↓↓↓
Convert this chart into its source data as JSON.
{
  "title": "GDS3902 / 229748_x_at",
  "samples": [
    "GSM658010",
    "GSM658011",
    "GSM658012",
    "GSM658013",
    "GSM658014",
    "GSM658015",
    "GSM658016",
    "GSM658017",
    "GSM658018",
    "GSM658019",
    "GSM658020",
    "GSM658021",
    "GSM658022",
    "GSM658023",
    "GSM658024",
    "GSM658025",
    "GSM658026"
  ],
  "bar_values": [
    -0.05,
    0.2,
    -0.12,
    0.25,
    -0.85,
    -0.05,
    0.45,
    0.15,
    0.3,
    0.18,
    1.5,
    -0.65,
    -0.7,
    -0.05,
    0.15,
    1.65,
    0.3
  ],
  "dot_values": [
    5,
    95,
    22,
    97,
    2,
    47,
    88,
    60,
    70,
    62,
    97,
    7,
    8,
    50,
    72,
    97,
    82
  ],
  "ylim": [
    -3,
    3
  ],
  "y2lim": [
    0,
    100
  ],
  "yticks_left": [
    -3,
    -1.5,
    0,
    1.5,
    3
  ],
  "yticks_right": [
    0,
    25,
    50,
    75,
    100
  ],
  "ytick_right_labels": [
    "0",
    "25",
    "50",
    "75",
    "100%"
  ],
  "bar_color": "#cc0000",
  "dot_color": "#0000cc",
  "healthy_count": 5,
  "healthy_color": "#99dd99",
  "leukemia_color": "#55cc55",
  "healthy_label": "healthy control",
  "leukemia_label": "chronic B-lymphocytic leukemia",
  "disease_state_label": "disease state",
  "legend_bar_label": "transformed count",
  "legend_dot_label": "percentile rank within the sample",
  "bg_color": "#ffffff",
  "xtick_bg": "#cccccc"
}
↑↑↑
↓↓↓
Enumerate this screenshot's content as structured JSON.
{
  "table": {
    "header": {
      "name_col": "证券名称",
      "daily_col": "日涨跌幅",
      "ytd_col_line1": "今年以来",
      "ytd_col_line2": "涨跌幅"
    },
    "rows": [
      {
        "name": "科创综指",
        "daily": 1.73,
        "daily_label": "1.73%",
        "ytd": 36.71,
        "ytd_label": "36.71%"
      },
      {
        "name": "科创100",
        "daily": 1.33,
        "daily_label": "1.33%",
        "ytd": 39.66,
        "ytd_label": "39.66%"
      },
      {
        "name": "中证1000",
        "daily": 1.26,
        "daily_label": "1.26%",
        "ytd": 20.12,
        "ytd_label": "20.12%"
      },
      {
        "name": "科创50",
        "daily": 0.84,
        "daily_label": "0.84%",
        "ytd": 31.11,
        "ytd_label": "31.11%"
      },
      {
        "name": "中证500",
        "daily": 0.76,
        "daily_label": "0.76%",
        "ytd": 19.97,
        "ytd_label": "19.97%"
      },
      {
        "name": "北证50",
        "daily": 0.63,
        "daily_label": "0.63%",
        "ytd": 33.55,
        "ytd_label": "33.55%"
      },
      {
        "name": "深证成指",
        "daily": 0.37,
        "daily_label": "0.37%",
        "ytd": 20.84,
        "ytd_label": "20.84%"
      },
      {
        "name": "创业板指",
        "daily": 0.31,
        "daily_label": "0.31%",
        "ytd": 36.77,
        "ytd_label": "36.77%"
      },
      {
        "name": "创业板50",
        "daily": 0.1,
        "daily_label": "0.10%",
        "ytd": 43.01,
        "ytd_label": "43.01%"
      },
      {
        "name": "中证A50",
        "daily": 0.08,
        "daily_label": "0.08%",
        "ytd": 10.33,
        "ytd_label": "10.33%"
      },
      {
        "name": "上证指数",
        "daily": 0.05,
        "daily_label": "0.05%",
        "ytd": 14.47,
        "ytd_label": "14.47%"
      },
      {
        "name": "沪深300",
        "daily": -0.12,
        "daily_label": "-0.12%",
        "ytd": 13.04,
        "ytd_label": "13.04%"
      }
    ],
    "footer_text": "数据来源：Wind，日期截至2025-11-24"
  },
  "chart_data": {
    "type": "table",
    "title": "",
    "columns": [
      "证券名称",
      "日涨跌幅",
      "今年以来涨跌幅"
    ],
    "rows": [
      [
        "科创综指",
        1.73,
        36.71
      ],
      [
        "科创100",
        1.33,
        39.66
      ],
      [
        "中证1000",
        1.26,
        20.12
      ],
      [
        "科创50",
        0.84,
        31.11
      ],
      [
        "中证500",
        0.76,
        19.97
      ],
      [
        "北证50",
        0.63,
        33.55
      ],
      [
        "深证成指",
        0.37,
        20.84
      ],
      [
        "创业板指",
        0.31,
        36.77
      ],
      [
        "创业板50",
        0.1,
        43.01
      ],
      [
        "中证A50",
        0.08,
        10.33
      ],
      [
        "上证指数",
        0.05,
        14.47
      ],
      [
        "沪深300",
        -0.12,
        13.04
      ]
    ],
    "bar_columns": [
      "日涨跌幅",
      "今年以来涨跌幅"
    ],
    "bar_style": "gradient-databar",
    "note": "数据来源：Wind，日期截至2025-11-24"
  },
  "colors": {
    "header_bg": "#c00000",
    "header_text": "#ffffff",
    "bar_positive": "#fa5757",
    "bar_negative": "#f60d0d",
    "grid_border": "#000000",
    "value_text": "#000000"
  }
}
↑↑↑
Scan the records for the string "Wind". Copy each line in which it appears.

ANSWER FOR THIS EXERCISE:
    "footer_text": "数据来源：Wind，日期截至2025-11-24"
    "note": "数据来源：Wind，日期截至2025-11-24"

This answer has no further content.